§ EXERCISE BRIEF
Find the string "name" in the data, then copy every line where it is found.

Items from a data source
-*-*-
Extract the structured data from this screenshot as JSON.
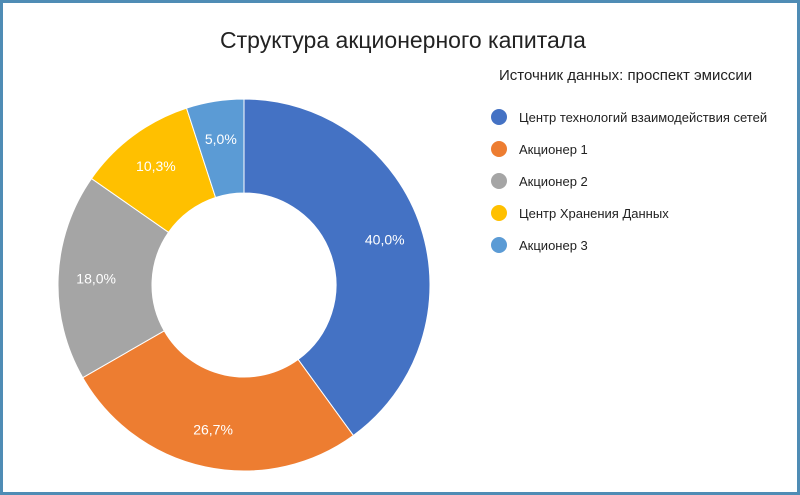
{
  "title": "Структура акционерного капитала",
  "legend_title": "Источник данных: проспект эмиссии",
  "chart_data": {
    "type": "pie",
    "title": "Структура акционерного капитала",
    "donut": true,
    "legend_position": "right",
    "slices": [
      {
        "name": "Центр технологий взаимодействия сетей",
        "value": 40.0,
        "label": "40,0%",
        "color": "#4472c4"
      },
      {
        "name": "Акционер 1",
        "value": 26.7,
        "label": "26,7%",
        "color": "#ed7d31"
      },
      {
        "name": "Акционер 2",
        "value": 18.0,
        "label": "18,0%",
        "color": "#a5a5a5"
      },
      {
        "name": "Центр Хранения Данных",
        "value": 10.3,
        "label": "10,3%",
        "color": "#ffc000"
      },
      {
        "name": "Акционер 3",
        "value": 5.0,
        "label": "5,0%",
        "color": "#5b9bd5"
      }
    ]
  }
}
-*-*-
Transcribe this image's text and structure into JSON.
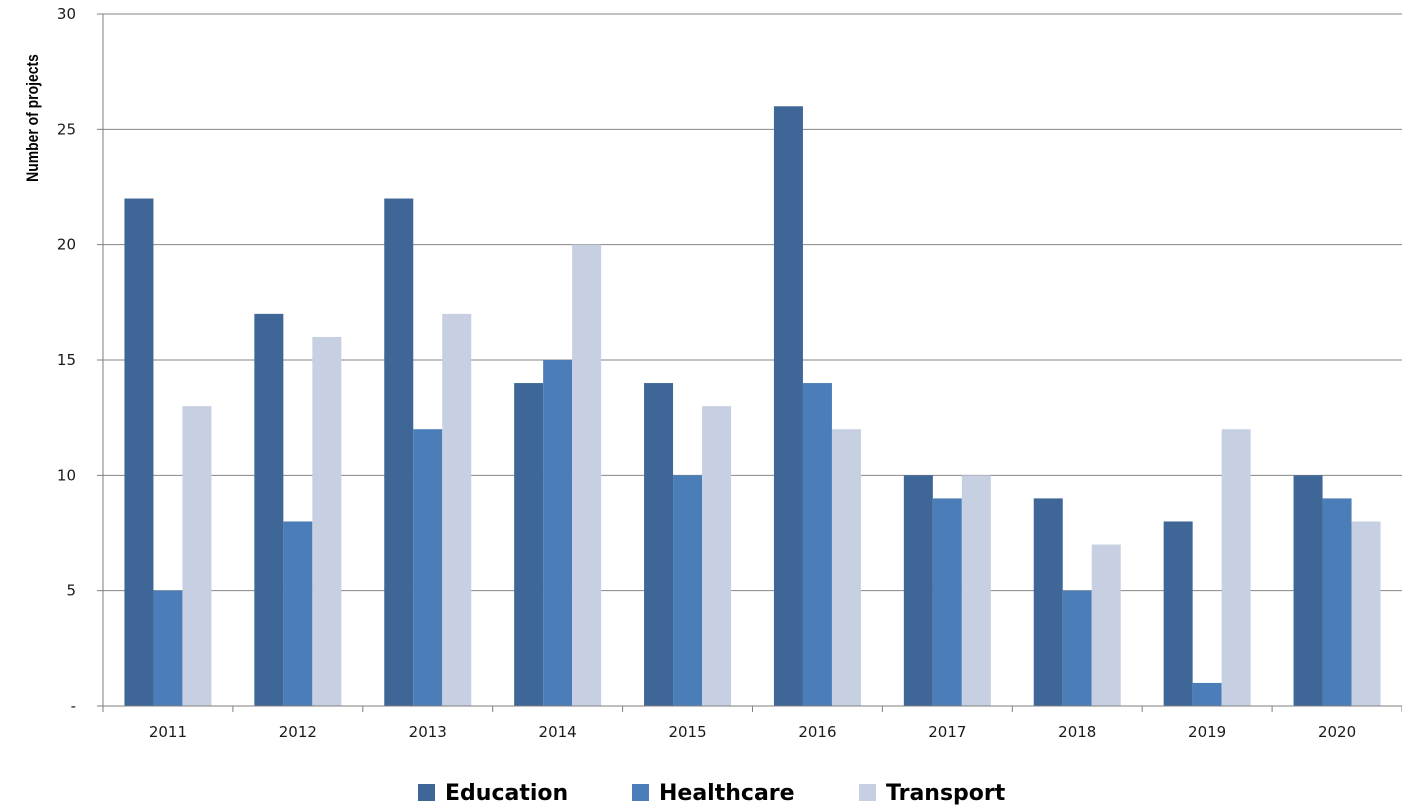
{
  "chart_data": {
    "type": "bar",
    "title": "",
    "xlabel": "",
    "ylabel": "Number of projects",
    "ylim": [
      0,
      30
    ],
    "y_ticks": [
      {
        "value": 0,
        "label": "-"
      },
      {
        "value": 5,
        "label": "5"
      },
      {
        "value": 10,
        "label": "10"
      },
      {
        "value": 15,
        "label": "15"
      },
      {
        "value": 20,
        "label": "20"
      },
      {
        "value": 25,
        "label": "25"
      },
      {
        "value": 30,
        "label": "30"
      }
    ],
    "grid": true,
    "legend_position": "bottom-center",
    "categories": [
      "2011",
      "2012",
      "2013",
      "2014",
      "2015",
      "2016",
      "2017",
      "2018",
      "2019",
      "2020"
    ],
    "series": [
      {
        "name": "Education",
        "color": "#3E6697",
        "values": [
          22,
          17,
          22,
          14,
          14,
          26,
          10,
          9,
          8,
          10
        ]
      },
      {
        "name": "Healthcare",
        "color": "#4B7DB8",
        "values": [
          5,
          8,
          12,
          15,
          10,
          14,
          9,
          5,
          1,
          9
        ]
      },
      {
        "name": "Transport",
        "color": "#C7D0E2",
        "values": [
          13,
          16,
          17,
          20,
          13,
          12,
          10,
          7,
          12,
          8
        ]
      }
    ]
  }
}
-*-*-
§ ANSWER TO THIS PROBLEM
        "name": "Центр технологий взаимодействия сетей",
        "name": "Акционер 1",
        "name": "Акционер 2",
        "name": "Центр Хранения Данных",
        "name": "Акционер 3",
        "name": "Education",
        "name": "Healthcare",
        "name": "Transport",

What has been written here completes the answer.